| Set problem |
Copy the lines below as they are; omit the images they contain.

| Given data |
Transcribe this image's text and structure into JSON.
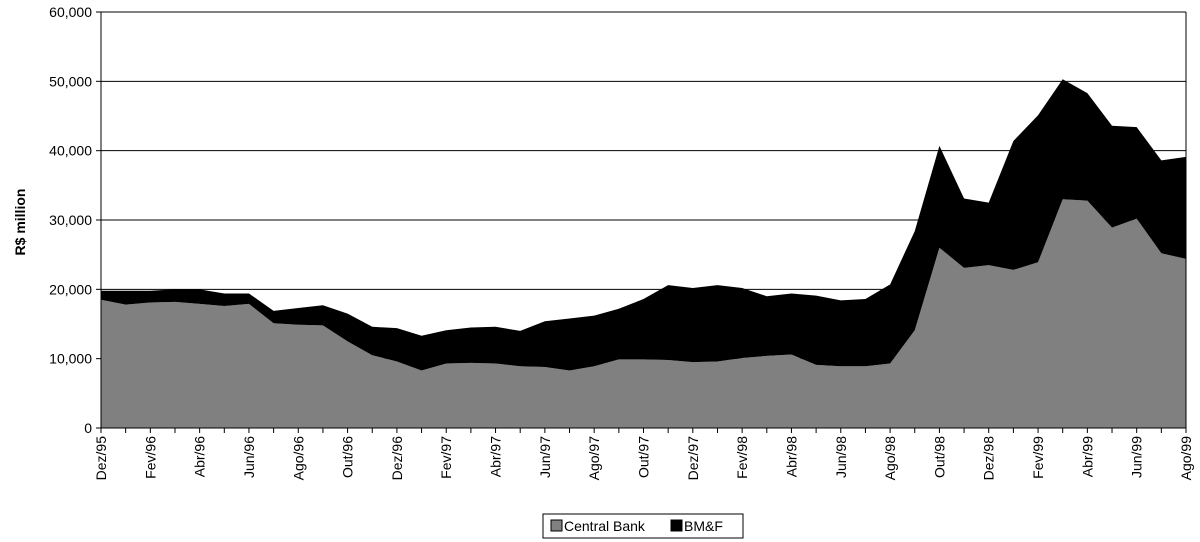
{
  "chart_data": {
    "type": "area",
    "stacked": true,
    "title": "",
    "xlabel": "",
    "ylabel": "R$ million",
    "ylim": [
      0,
      60000
    ],
    "yticks": [
      0,
      10000,
      20000,
      30000,
      40000,
      50000,
      60000
    ],
    "ytick_labels": [
      "0",
      "10,000",
      "20,000",
      "30,000",
      "40,000",
      "50,000",
      "60,000"
    ],
    "grid": true,
    "legend_position": "bottom",
    "x": [
      "Dez/95",
      "Jan/96",
      "Fev/96",
      "Mar/96",
      "Abr/96",
      "Mai/96",
      "Jun/96",
      "Jul/96",
      "Ago/96",
      "Set/96",
      "Out/96",
      "Nov/96",
      "Dez/96",
      "Jan/97",
      "Fev/97",
      "Mar/97",
      "Abr/97",
      "Mai/97",
      "Jun/97",
      "Jul/97",
      "Ago/97",
      "Set/97",
      "Out/97",
      "Nov/97",
      "Dez/97",
      "Jan/98",
      "Fev/98",
      "Mar/98",
      "Abr/98",
      "Mai/98",
      "Jun/98",
      "Jul/98",
      "Ago/98",
      "Set/98",
      "Out/98",
      "Nov/98",
      "Dez/98",
      "Jan/99",
      "Fev/99",
      "Mar/99",
      "Abr/99",
      "Mai/99",
      "Jun/99",
      "Jul/99",
      "Ago/99"
    ],
    "x_tick_labels": [
      "Dez/95",
      "Fev/96",
      "Abr/96",
      "Jun/96",
      "Ago/96",
      "Out/96",
      "Dez/96",
      "Fev/97",
      "Abr/97",
      "Jun/97",
      "Ago/97",
      "Out/97",
      "Dez/97",
      "Fev/98",
      "Abr/98",
      "Jun/98",
      "Ago/98",
      "Out/98",
      "Dez/98",
      "Fev/99",
      "Abr/99",
      "Jun/99",
      "Ago/99"
    ],
    "series": [
      {
        "name": "Central Bank",
        "color": "#808080",
        "values": [
          18500,
          17800,
          18100,
          18200,
          17900,
          17600,
          17900,
          15100,
          14900,
          14800,
          12500,
          10500,
          9600,
          8300,
          9300,
          9400,
          9300,
          8900,
          8800,
          8300,
          8900,
          9900,
          9900,
          9800,
          9500,
          9600,
          10100,
          10400,
          10600,
          9100,
          8900,
          8900,
          9300,
          14100,
          26000,
          23100,
          23500,
          22800,
          23900,
          33000,
          32800,
          28900,
          30200,
          25200,
          24400
        ]
      },
      {
        "name": "BM&F",
        "color": "#000000",
        "values": [
          1300,
          2000,
          1700,
          1800,
          2100,
          1800,
          1500,
          1800,
          2400,
          2900,
          4000,
          4100,
          4800,
          5000,
          4800,
          5100,
          5300,
          5100,
          6600,
          7500,
          7300,
          7300,
          8700,
          10800,
          10700,
          11000,
          10100,
          8600,
          8800,
          10000,
          9500,
          9700,
          11400,
          14300,
          14700,
          10000,
          9000,
          18600,
          21200,
          17300,
          15500,
          14700,
          13200,
          13400,
          14700
        ]
      }
    ]
  }
}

| Full output |
Transcribe this image's text and structure into JSON.
{
  "chart_data": {
    "type": "area",
    "stacked": true,
    "title": "",
    "xlabel": "",
    "ylabel": "R$ million",
    "ylim": [
      0,
      60000
    ],
    "yticks": [
      0,
      10000,
      20000,
      30000,
      40000,
      50000,
      60000
    ],
    "ytick_labels": [
      "0",
      "10,000",
      "20,000",
      "30,000",
      "40,000",
      "50,000",
      "60,000"
    ],
    "grid": true,
    "legend_position": "bottom",
    "x": [
      "Dez/95",
      "Jan/96",
      "Fev/96",
      "Mar/96",
      "Abr/96",
      "Mai/96",
      "Jun/96",
      "Jul/96",
      "Ago/96",
      "Set/96",
      "Out/96",
      "Nov/96",
      "Dez/96",
      "Jan/97",
      "Fev/97",
      "Mar/97",
      "Abr/97",
      "Mai/97",
      "Jun/97",
      "Jul/97",
      "Ago/97",
      "Set/97",
      "Out/97",
      "Nov/97",
      "Dez/97",
      "Jan/98",
      "Fev/98",
      "Mar/98",
      "Abr/98",
      "Mai/98",
      "Jun/98",
      "Jul/98",
      "Ago/98",
      "Set/98",
      "Out/98",
      "Nov/98",
      "Dez/98",
      "Jan/99",
      "Fev/99",
      "Mar/99",
      "Abr/99",
      "Mai/99",
      "Jun/99",
      "Jul/99",
      "Ago/99"
    ],
    "x_tick_labels": [
      "Dez/95",
      "Fev/96",
      "Abr/96",
      "Jun/96",
      "Ago/96",
      "Out/96",
      "Dez/96",
      "Fev/97",
      "Abr/97",
      "Jun/97",
      "Ago/97",
      "Out/97",
      "Dez/97",
      "Fev/98",
      "Abr/98",
      "Jun/98",
      "Ago/98",
      "Out/98",
      "Dez/98",
      "Fev/99",
      "Abr/99",
      "Jun/99",
      "Ago/99"
    ],
    "series": [
      {
        "name": "Central Bank",
        "color": "#808080",
        "values": [
          18500,
          17800,
          18100,
          18200,
          17900,
          17600,
          17900,
          15100,
          14900,
          14800,
          12500,
          10500,
          9600,
          8300,
          9300,
          9400,
          9300,
          8900,
          8800,
          8300,
          8900,
          9900,
          9900,
          9800,
          9500,
          9600,
          10100,
          10400,
          10600,
          9100,
          8900,
          8900,
          9300,
          14100,
          26000,
          23100,
          23500,
          22800,
          23900,
          33000,
          32800,
          28900,
          30200,
          25200,
          24400
        ]
      },
      {
        "name": "BM&F",
        "color": "#000000",
        "values": [
          1300,
          2000,
          1700,
          1800,
          2100,
          1800,
          1500,
          1800,
          2400,
          2900,
          4000,
          4100,
          4800,
          5000,
          4800,
          5100,
          5300,
          5100,
          6600,
          7500,
          7300,
          7300,
          8700,
          10800,
          10700,
          11000,
          10100,
          8600,
          8800,
          10000,
          9500,
          9700,
          11400,
          14300,
          14700,
          10000,
          9000,
          18600,
          21200,
          17300,
          15500,
          14700,
          13200,
          13400,
          14700
        ]
      }
    ]
  }
}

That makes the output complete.